What is asked
Transcribe every entry word for word, but skip the images.

Record list
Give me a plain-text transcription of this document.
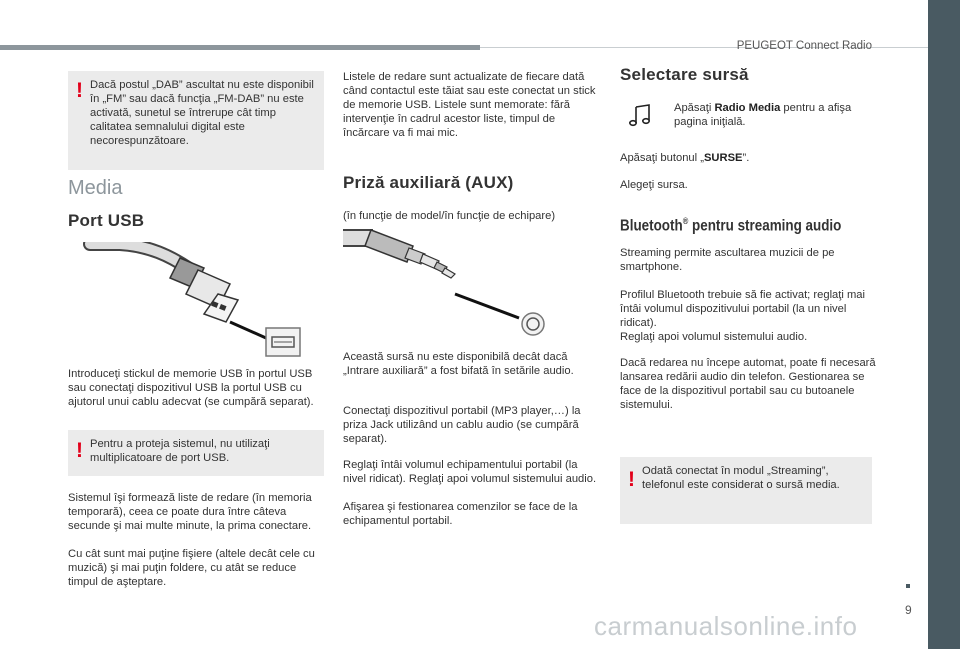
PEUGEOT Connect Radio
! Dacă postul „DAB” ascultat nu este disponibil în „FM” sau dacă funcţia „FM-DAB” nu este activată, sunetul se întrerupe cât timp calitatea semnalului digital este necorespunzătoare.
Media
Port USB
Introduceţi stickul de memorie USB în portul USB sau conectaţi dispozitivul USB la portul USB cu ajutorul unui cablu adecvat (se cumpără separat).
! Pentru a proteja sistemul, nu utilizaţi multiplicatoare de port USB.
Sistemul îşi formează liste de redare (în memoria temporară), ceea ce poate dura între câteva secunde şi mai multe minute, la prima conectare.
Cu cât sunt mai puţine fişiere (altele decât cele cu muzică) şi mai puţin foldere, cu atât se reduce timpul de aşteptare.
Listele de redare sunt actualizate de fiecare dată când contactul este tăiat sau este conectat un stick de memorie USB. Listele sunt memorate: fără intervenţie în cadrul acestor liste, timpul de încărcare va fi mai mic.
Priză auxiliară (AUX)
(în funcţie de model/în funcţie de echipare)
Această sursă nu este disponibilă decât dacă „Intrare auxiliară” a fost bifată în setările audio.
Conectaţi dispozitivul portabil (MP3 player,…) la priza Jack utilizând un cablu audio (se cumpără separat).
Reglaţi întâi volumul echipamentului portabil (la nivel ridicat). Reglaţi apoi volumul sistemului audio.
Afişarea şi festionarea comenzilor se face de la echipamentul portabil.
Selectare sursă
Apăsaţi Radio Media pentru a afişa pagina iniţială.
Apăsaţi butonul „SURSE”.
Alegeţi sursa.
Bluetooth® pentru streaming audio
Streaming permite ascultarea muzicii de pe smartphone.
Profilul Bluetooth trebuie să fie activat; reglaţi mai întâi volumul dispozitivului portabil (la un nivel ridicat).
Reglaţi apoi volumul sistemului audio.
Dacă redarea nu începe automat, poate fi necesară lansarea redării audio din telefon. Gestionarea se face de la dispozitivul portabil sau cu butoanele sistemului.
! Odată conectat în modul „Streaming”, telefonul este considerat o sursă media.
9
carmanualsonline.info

Full output
Give me a plain-text transcription of this document.
PEUGEOT Connect Radio
! Dacă postul „DAB” ascultat nu este disponibil în „FM” sau dacă funcţia „FM-DAB” nu este activată, sunetul se întrerupe cât timp calitatea semnalului digital este necorespunzătoare.
Media
Port USB
Introduceţi stickul de memorie USB în portul USB sau conectaţi dispozitivul USB la portul USB cu ajutorul unui cablu adecvat (se cumpără separat).
! Pentru a proteja sistemul, nu utilizaţi multiplicatoare de port USB.
Sistemul îşi formează liste de redare (în memoria temporară), ceea ce poate dura între câteva secunde şi mai multe minute, la prima conectare.
Cu cât sunt mai puţine fişiere (altele decât cele cu muzică) şi mai puţin foldere, cu atât se reduce timpul de aşteptare.
Listele de redare sunt actualizate de fiecare dată când contactul este tăiat sau este conectat un stick de memorie USB. Listele sunt memorate: fără intervenţie în cadrul acestor liste, timpul de încărcare va fi mai mic.
Priză auxiliară (AUX)
(în funcţie de model/în funcţie de echipare)
Această sursă nu este disponibilă decât dacă „Intrare auxiliară” a fost bifată în setările audio.
Conectaţi dispozitivul portabil (MP3 player,…) la priza Jack utilizând un cablu audio (se cumpără separat).
Reglaţi întâi volumul echipamentului portabil (la nivel ridicat). Reglaţi apoi volumul sistemului audio.
Afişarea şi festionarea comenzilor se face de la echipamentul portabil.
Selectare sursă
Apăsaţi Radio Media pentru a afişa pagina iniţială.
Apăsaţi butonul „SURSE”.
Alegeţi sursa.
Bluetooth® pentru streaming audio
Streaming permite ascultarea muzicii de pe smartphone.
Profilul Bluetooth trebuie să fie activat; reglaţi mai întâi volumul dispozitivului portabil (la un nivel ridicat).
Reglaţi apoi volumul sistemului audio.
Dacă redarea nu începe automat, poate fi necesară lansarea redării audio din telefon. Gestionarea se face de la dispozitivul portabil sau cu butoanele sistemului.
! Odată conectat în modul „Streaming”, telefonul este considerat o sursă media.
9
carmanualsonline.info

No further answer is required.